Format the lines of the listing below as a numbered list, skipping any blank lines. Keep the pictures out of your answer.
BEGIN Information shown
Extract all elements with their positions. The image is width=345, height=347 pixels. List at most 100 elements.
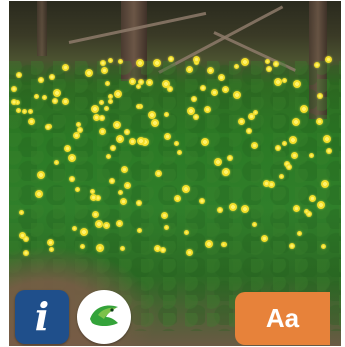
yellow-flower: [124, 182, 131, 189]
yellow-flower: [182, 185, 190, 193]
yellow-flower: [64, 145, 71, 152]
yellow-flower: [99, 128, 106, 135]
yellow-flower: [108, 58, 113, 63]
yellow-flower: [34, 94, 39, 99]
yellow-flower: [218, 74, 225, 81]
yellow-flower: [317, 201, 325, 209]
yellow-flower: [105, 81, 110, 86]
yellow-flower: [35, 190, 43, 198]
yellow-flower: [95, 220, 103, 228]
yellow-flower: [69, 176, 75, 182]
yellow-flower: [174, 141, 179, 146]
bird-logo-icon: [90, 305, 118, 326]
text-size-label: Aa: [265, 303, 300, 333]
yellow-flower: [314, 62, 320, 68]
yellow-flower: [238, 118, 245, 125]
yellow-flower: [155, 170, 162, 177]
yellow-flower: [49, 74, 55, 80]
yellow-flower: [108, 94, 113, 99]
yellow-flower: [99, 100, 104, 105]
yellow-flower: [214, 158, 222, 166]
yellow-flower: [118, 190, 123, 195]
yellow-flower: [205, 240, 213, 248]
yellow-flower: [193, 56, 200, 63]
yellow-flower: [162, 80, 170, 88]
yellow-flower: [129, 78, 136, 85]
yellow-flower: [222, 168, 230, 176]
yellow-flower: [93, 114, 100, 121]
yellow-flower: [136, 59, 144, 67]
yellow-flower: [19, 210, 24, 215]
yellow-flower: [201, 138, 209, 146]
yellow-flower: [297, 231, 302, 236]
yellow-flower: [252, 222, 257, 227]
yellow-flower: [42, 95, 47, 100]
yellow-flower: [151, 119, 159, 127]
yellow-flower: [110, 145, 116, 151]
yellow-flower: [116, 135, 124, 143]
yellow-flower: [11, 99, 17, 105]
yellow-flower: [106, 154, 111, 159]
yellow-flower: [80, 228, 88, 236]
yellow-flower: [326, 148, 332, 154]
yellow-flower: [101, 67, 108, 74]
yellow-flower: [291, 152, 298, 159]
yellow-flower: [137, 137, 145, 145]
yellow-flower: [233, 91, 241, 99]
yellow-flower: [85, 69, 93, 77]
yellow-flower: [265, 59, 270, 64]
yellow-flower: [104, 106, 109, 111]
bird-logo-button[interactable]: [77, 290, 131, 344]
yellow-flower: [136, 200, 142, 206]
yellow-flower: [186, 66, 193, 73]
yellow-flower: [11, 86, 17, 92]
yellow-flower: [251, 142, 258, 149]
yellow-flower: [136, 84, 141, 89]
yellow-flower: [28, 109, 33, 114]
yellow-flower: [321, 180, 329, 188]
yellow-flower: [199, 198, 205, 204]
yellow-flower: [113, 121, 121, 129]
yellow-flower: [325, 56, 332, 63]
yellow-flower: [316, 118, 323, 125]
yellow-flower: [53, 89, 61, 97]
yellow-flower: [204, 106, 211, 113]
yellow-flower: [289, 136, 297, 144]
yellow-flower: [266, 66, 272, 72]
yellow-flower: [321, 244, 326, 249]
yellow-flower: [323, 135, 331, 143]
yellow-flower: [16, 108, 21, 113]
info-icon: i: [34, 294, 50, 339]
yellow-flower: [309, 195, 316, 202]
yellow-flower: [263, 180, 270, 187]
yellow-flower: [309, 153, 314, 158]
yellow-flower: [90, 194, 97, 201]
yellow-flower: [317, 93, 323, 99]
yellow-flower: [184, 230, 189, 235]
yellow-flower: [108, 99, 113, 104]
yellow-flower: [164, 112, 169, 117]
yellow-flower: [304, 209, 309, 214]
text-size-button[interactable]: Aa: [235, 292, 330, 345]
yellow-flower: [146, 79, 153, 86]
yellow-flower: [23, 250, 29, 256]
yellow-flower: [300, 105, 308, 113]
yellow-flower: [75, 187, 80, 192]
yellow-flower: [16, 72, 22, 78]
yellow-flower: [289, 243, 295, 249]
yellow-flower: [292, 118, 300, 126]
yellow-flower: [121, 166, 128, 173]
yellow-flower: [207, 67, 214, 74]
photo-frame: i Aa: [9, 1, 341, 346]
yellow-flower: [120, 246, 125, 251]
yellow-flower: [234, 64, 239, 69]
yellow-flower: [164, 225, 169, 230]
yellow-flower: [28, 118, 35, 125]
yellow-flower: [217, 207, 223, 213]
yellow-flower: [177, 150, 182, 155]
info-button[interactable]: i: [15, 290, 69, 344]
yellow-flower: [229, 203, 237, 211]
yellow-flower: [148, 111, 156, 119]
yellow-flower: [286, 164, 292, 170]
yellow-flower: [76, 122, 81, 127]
END Information shown
### Full response
1. Extract all elements with their positions. The image is width=345, height=347 pixels. List at most 100 elements.
2. yellow-flower: [124, 182, 131, 189]
3. yellow-flower: [182, 185, 190, 193]
4. yellow-flower: [64, 145, 71, 152]
5. yellow-flower: [99, 128, 106, 135]
6. yellow-flower: [108, 58, 113, 63]
7. yellow-flower: [34, 94, 39, 99]
8. yellow-flower: [218, 74, 225, 81]
9. yellow-flower: [317, 201, 325, 209]
10. yellow-flower: [105, 81, 110, 86]
11. yellow-flower: [35, 190, 43, 198]
12. yellow-flower: [95, 220, 103, 228]
13. yellow-flower: [69, 176, 75, 182]
14. yellow-flower: [174, 141, 179, 146]
15. bird-logo-icon: [90, 305, 118, 326]
16. text-size-label: Aa: [265, 303, 300, 333]
17. yellow-flower: [314, 62, 320, 68]
18. yellow-flower: [238, 118, 245, 125]
19. yellow-flower: [155, 170, 162, 177]
20. yellow-flower: [49, 74, 55, 80]
21. yellow-flower: [108, 94, 113, 99]
22. yellow-flower: [99, 100, 104, 105]
23. yellow-flower: [214, 158, 222, 166]
24. yellow-flower: [118, 190, 123, 195]
25. yellow-flower: [205, 240, 213, 248]
26. yellow-flower: [193, 56, 200, 63]
27. yellow-flower: [162, 80, 170, 88]
28. yellow-flower: [129, 78, 136, 85]
29. yellow-flower: [222, 168, 230, 176]
30. yellow-flower: [93, 114, 100, 121]
31. yellow-flower: [136, 59, 144, 67]
32. yellow-flower: [19, 210, 24, 215]
33. yellow-flower: [201, 138, 209, 146]
34. yellow-flower: [297, 231, 302, 236]
35. yellow-flower: [252, 222, 257, 227]
36. yellow-flower: [42, 95, 47, 100]
37. yellow-flower: [151, 119, 159, 127]
38. yellow-flower: [110, 145, 116, 151]
39. yellow-flower: [116, 135, 124, 143]
40. yellow-flower: [11, 99, 17, 105]
41. yellow-flower: [106, 154, 111, 159]
42. yellow-flower: [80, 228, 88, 236]
43. yellow-flower: [326, 148, 332, 154]
44. yellow-flower: [101, 67, 108, 74]
45. yellow-flower: [291, 152, 298, 159]
46. yellow-flower: [137, 137, 145, 145]
47. yellow-flower: [233, 91, 241, 99]
48. yellow-flower: [85, 69, 93, 77]
49. yellow-flower: [265, 59, 270, 64]
50. yellow-flower: [104, 106, 109, 111]
51. bird-logo-button[interactable]: [77, 290, 131, 344]
52. yellow-flower: [136, 200, 142, 206]
53. yellow-flower: [186, 66, 193, 73]
54. yellow-flower: [11, 86, 17, 92]
55. yellow-flower: [251, 142, 258, 149]
56. yellow-flower: [136, 84, 141, 89]
57. yellow-flower: [28, 109, 33, 114]
58. yellow-flower: [321, 180, 329, 188]
59. yellow-flower: [199, 198, 205, 204]
60. yellow-flower: [113, 121, 121, 129]
61. yellow-flower: [325, 56, 332, 63]
62. yellow-flower: [316, 118, 323, 125]
63. yellow-flower: [53, 89, 61, 97]
64. yellow-flower: [204, 106, 211, 113]
65. yellow-flower: [289, 136, 297, 144]
66. yellow-flower: [266, 66, 272, 72]
67. yellow-flower: [321, 244, 326, 249]
68. yellow-flower: [323, 135, 331, 143]
69. yellow-flower: [16, 108, 21, 113]
70. info-icon: i: [34, 294, 50, 339]
71. yellow-flower: [309, 195, 316, 202]
72. yellow-flower: [263, 180, 270, 187]
73. yellow-flower: [309, 153, 314, 158]
74. yellow-flower: [90, 194, 97, 201]
75. yellow-flower: [317, 93, 323, 99]
76. yellow-flower: [184, 230, 189, 235]
77. yellow-flower: [108, 99, 113, 104]
78. yellow-flower: [164, 112, 169, 117]
79. yellow-flower: [304, 209, 309, 214]
80. text-size-button[interactable]: Aa: [235, 292, 330, 345]
81. yellow-flower: [146, 79, 153, 86]
82. yellow-flower: [23, 250, 29, 256]
83. yellow-flower: [300, 105, 308, 113]
84. yellow-flower: [75, 187, 80, 192]
85. yellow-flower: [16, 72, 22, 78]
86. yellow-flower: [289, 243, 295, 249]
87. yellow-flower: [292, 118, 300, 126]
88. yellow-flower: [121, 166, 128, 173]
89. yellow-flower: [207, 67, 214, 74]
90. photo-frame: i Aa: [9, 1, 341, 346]
91. yellow-flower: [120, 246, 125, 251]
92. yellow-flower: [234, 64, 239, 69]
93. yellow-flower: [164, 225, 169, 230]
94. yellow-flower: [28, 118, 35, 125]
95. yellow-flower: [217, 207, 223, 213]
96. yellow-flower: [177, 150, 182, 155]
97. info-button[interactable]: i: [15, 290, 69, 344]
98. yellow-flower: [229, 203, 237, 211]
99. yellow-flower: [148, 111, 156, 119]
100. yellow-flower: [286, 164, 292, 170]
101. yellow-flower: [76, 122, 81, 127]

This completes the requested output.